Restate the whole listing word for word. Pictures are left out.

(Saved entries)
● ● ● ● ● ● ●
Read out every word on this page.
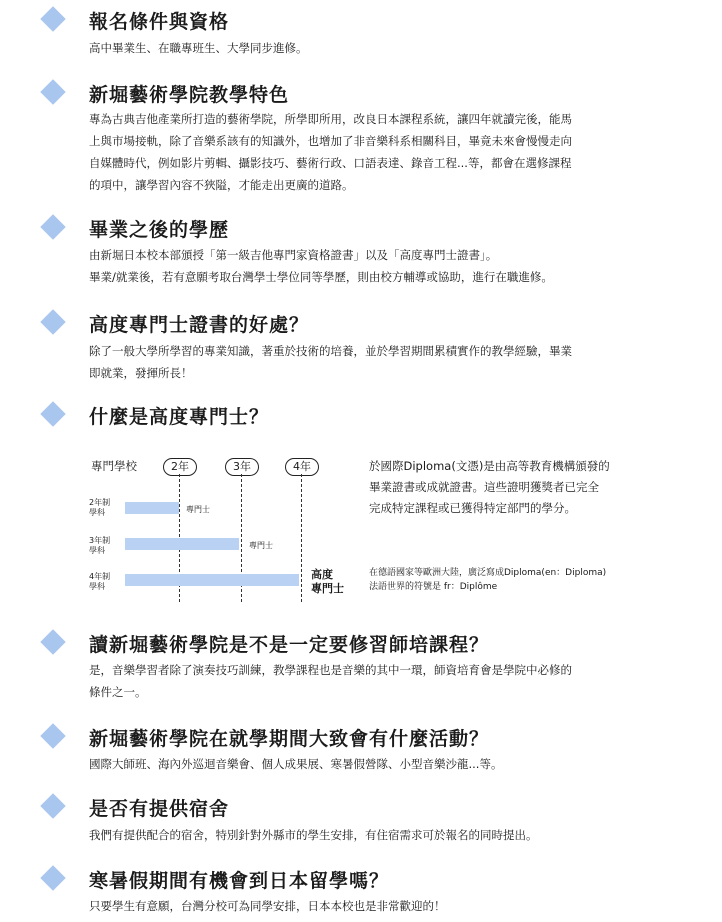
報名條件與資格

高中畢業生、在職專班生、大學同步進修。

新堀藝術學院教學特色

專為古典吉他產業所打造的藝術學院，所學即所用，改良日本課程系統，讓四年就讀完後，能馬

上與市場接軌，除了音樂系該有的知識外，也增加了非音樂科系相關科目，畢竟未來會慢慢走向

自媒體時代，例如影片剪輯、攝影技巧、藝術行政、口語表達、錄音工程...等，都會在選修課程

的項中，讓學習內容不狹隘，才能走出更廣的道路。

畢業之後的學歷

由新堀日本校本部頒授「第一級吉他專門家資格證書」以及「高度專門士證書」。

畢業/就業後，若有意願考取台灣學士學位同等學歷，則由校方輔導或協助，進行在職進修。

高度專門士證書的好處？

除了一般大學所學習的專業知識，著重於技術的培養，並於學習期間累積實作的教學經驗，畢業

即就業，發揮所長！

什麼是高度專門士？
專門學校	2年	3年	4年
2年制
學科	專門士
3年制
學科
專門士
4年制
學科
高度
專門士
於國際Diploma(文憑)是由高等教育機構頒發的
畢業證書或成就證書。這些證明獲獎者已完全
完成特定課程或已獲得特定部門的學分。
在德語國家等歐洲大陸，廣泛寫成Diploma(en：Diploma)
法語世界的符號是 fr：Diplôme
讀新堀藝術學院是不是一定要修習師培課程？

是，音樂學習者除了演奏技巧訓練，教學課程也是音樂的其中一環，師資培育會是學院中必修的

條件之一。

新堀藝術學院在就學期間大致會有什麼活動？

國際大師班、海內外巡迴音樂會、個人成果展、寒暑假營隊、小型音樂沙龍...等。

是否有提供宿舍

我們有提供配合的宿舍，特別針對外縣市的學生安排，有住宿需求可於報名的同時提出。

寒暑假期間有機會到日本留學嗎？

只要學生有意願，台灣分校可為同學安排，日本本校也是非常歡迎的！
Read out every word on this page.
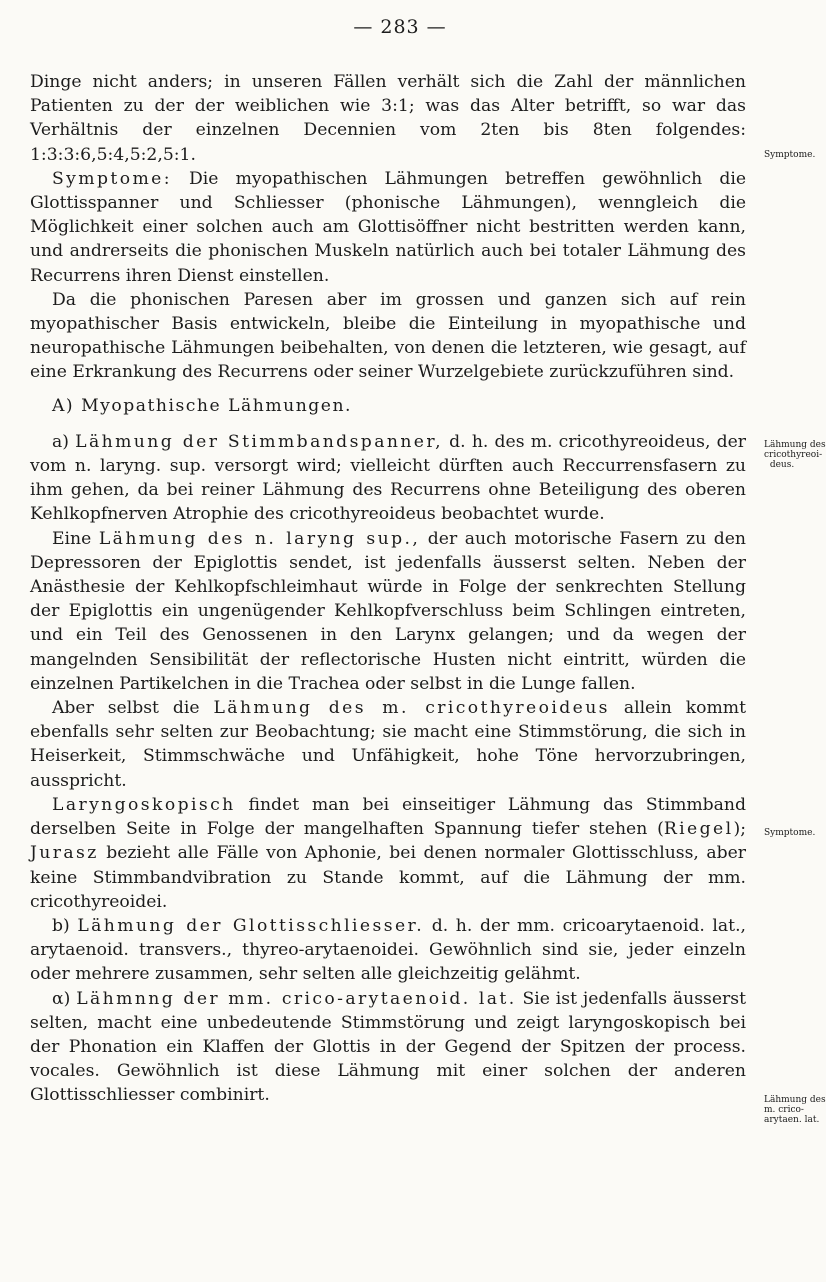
— 283 —
Symptome.
Lähmung des
cricothyreoi-
deus.
Symptome.
Lähmung des
m. crico-
arytaen. lat.

Dinge nicht anders; in unseren Fällen verhält sich die Zahl der männlichen Patienten zu der der weiblichen wie 3:1; was das Alter betrifft, so war das Verhältnis der einzelnen Decennien vom 2ten bis 8ten folgendes: 1:3:3:6,5:4,5:2,5:1.

Symptome: Die myopathischen Lähmungen betreffen gewöhnlich die Glottisspanner und Schliesser (phonische Lähmungen), wenngleich die Möglichkeit einer solchen auch am Glottisöffner nicht bestritten werden kann, und andrerseits die phonischen Muskeln natürlich auch bei totaler Lähmung des Recurrens ihren Dienst einstellen.

Da die phonischen Paresen aber im grossen und ganzen sich auf rein myopathischer Basis entwickeln, bleibe die Einteilung in myopathische und neuropathische Lähmungen beibehalten, von denen die letzteren, wie gesagt, auf eine Erkrankung des Recurrens oder seiner Wurzelgebiete zurückzuführen sind.

A) Myopathische Lähmungen.

a) Lähmung der Stimmbandspanner, d. h. des m. cricothyreoideus, der vom n. laryng. sup. versorgt wird; vielleicht dürften auch Reccurrensfasern zu ihm gehen, da bei reiner Lähmung des Recurrens ohne Beteiligung des oberen Kehlkopfnerven Atrophie des cricothyreoideus beobachtet wurde.

Eine Lähmung des n. laryng sup., der auch motorische Fasern zu den Depressoren der Epiglottis sendet, ist jedenfalls äusserst selten. Neben der Anästhesie der Kehlkopfschleimhaut würde in Folge der senkrechten Stellung der Epiglottis ein ungenügender Kehlkopfverschluss beim Schlingen eintreten, und ein Teil des Genossenen in den Larynx gelangen; und da wegen der mangelnden Sensibilität der reflectorische Husten nicht eintritt, würden die einzelnen Partikelchen in die Trachea oder selbst in die Lunge fallen.

Aber selbst die Lähmung des m. cricothyreoideus allein kommt ebenfalls sehr selten zur Beobachtung; sie macht eine Stimmstörung, die sich in Heiserkeit, Stimmschwäche und Unfähigkeit, hohe Töne hervorzubringen, ausspricht.

Laryngoskopisch findet man bei einseitiger Lähmung das Stimmband derselben Seite in Folge der mangelhaften Spannung tiefer stehen (Riegel); Jurasz bezieht alle Fälle von Aphonie, bei denen normaler Glottisschluss, aber keine Stimmbandvibration zu Stande kommt, auf die Lähmung der mm. cricothyreoidei.

b) Lähmung der Glottisschliesser. d. h. der mm. cricoarytaenoid. lat., arytaenoid. transvers., thyreo-arytaenoidei. Gewöhnlich sind sie, jeder einzeln oder mehrere zusammen, sehr selten alle gleichzeitig gelähmt.

α) Lähmnng der mm. crico-arytaenoid. lat. Sie ist jedenfalls äusserst selten, macht eine unbedeutende Stimmstörung und zeigt laryngoskopisch bei der Phonation ein Klaffen der Glottis in der Gegend der Spitzen der process. vocales. Gewöhnlich ist diese Lähmung mit einer solchen der anderen Glottisschliesser combinirt.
● ● ● ● ● ● ●
EXPECTED ANSWER
Read out every word on this page.
報名條件與資格

高中畢業生、在職專班生、大學同步進修。

新堀藝術學院教學特色

專為古典吉他產業所打造的藝術學院，所學即所用，改良日本課程系統，讓四年就讀完後，能馬

上與市場接軌，除了音樂系該有的知識外，也增加了非音樂科系相關科目，畢竟未來會慢慢走向

自媒體時代，例如影片剪輯、攝影技巧、藝術行政、口語表達、錄音工程...等，都會在選修課程

的項中，讓學習內容不狹隘，才能走出更廣的道路。

畢業之後的學歷

由新堀日本校本部頒授「第一級吉他專門家資格證書」以及「高度專門士證書」。

畢業/就業後，若有意願考取台灣學士學位同等學歷，則由校方輔導或協助，進行在職進修。

高度專門士證書的好處？

除了一般大學所學習的專業知識，著重於技術的培養，並於學習期間累積實作的教學經驗，畢業

即就業，發揮所長！

什麼是高度專門士？
專門學校	2年	3年	4年
2年制
學科	專門士
3年制
學科
專門士
4年制
學科
高度
專門士
於國際Diploma(文憑)是由高等教育機構頒發的
畢業證書或成就證書。這些證明獲獎者已完全
完成特定課程或已獲得特定部門的學分。
在德語國家等歐洲大陸，廣泛寫成Diploma(en：Diploma)
法語世界的符號是 fr：Diplôme
讀新堀藝術學院是不是一定要修習師培課程？

是，音樂學習者除了演奏技巧訓練，教學課程也是音樂的其中一環，師資培育會是學院中必修的

條件之一。

新堀藝術學院在就學期間大致會有什麼活動？

國際大師班、海內外巡迴音樂會、個人成果展、寒暑假營隊、小型音樂沙龍...等。

是否有提供宿舍

我們有提供配合的宿舍，特別針對外縣市的學生安排，有住宿需求可於報名的同時提出。

寒暑假期間有機會到日本留學嗎？

只要學生有意願，台灣分校可為同學安排，日本本校也是非常歡迎的！
Read out every word on this page.
— 283 —
Symptome.
Lähmung des
cricothyreoi-
deus.
Symptome.
Lähmung des
m. crico-
arytaen. lat.

Dinge nicht anders; in unseren Fällen verhält sich die Zahl der männlichen Patienten zu der der weiblichen wie 3:1; was das Alter betrifft, so war das Verhältnis der einzelnen Decennien vom 2ten bis 8ten folgendes: 1:3:3:6,5:4,5:2,5:1.

Symptome: Die myopathischen Lähmungen betreffen gewöhnlich die Glottisspanner und Schliesser (phonische Lähmungen), wenngleich die Möglichkeit einer solchen auch am Glottisöffner nicht bestritten werden kann, und andrerseits die phonischen Muskeln natürlich auch bei totaler Lähmung des Recurrens ihren Dienst einstellen.

Da die phonischen Paresen aber im grossen und ganzen sich auf rein myopathischer Basis entwickeln, bleibe die Einteilung in myopathische und neuropathische Lähmungen beibehalten, von denen die letzteren, wie gesagt, auf eine Erkrankung des Recurrens oder seiner Wurzelgebiete zurückzuführen sind.

A) Myopathische Lähmungen.

a) Lähmung der Stimmbandspanner, d. h. des m. cricothyreoideus, der vom n. laryng. sup. versorgt wird; vielleicht dürften auch Reccurrensfasern zu ihm gehen, da bei reiner Lähmung des Recurrens ohne Beteiligung des oberen Kehlkopfnerven Atrophie des cricothyreoideus beobachtet wurde.

Eine Lähmung des n. laryng sup., der auch motorische Fasern zu den Depressoren der Epiglottis sendet, ist jedenfalls äusserst selten. Neben der Anästhesie der Kehlkopfschleimhaut würde in Folge der senkrechten Stellung der Epiglottis ein ungenügender Kehlkopfverschluss beim Schlingen eintreten, und ein Teil des Genossenen in den Larynx gelangen; und da wegen der mangelnden Sensibilität der reflectorische Husten nicht eintritt, würden die einzelnen Partikelchen in die Trachea oder selbst in die Lunge fallen.

Aber selbst die Lähmung des m. cricothyreoideus allein kommt ebenfalls sehr selten zur Beobachtung; sie macht eine Stimmstörung, die sich in Heiserkeit, Stimmschwäche und Unfähigkeit, hohe Töne hervorzubringen, ausspricht.

Laryngoskopisch findet man bei einseitiger Lähmung das Stimmband derselben Seite in Folge der mangelhaften Spannung tiefer stehen (Riegel); Jurasz bezieht alle Fälle von Aphonie, bei denen normaler Glottisschluss, aber keine Stimmbandvibration zu Stande kommt, auf die Lähmung der mm. cricothyreoidei.

b) Lähmung der Glottisschliesser. d. h. der mm. cricoarytaenoid. lat., arytaenoid. transvers., thyreo-arytaenoidei. Gewöhnlich sind sie, jeder einzeln oder mehrere zusammen, sehr selten alle gleichzeitig gelähmt.

α) Lähmnng der mm. crico-arytaenoid. lat. Sie ist jedenfalls äusserst selten, macht eine unbedeutende Stimmstörung und zeigt laryngoskopisch bei der Phonation ein Klaffen der Glottis in der Gegend der Spitzen der process. vocales. Gewöhnlich ist diese Lähmung mit einer solchen der anderen Glottisschliesser combinirt.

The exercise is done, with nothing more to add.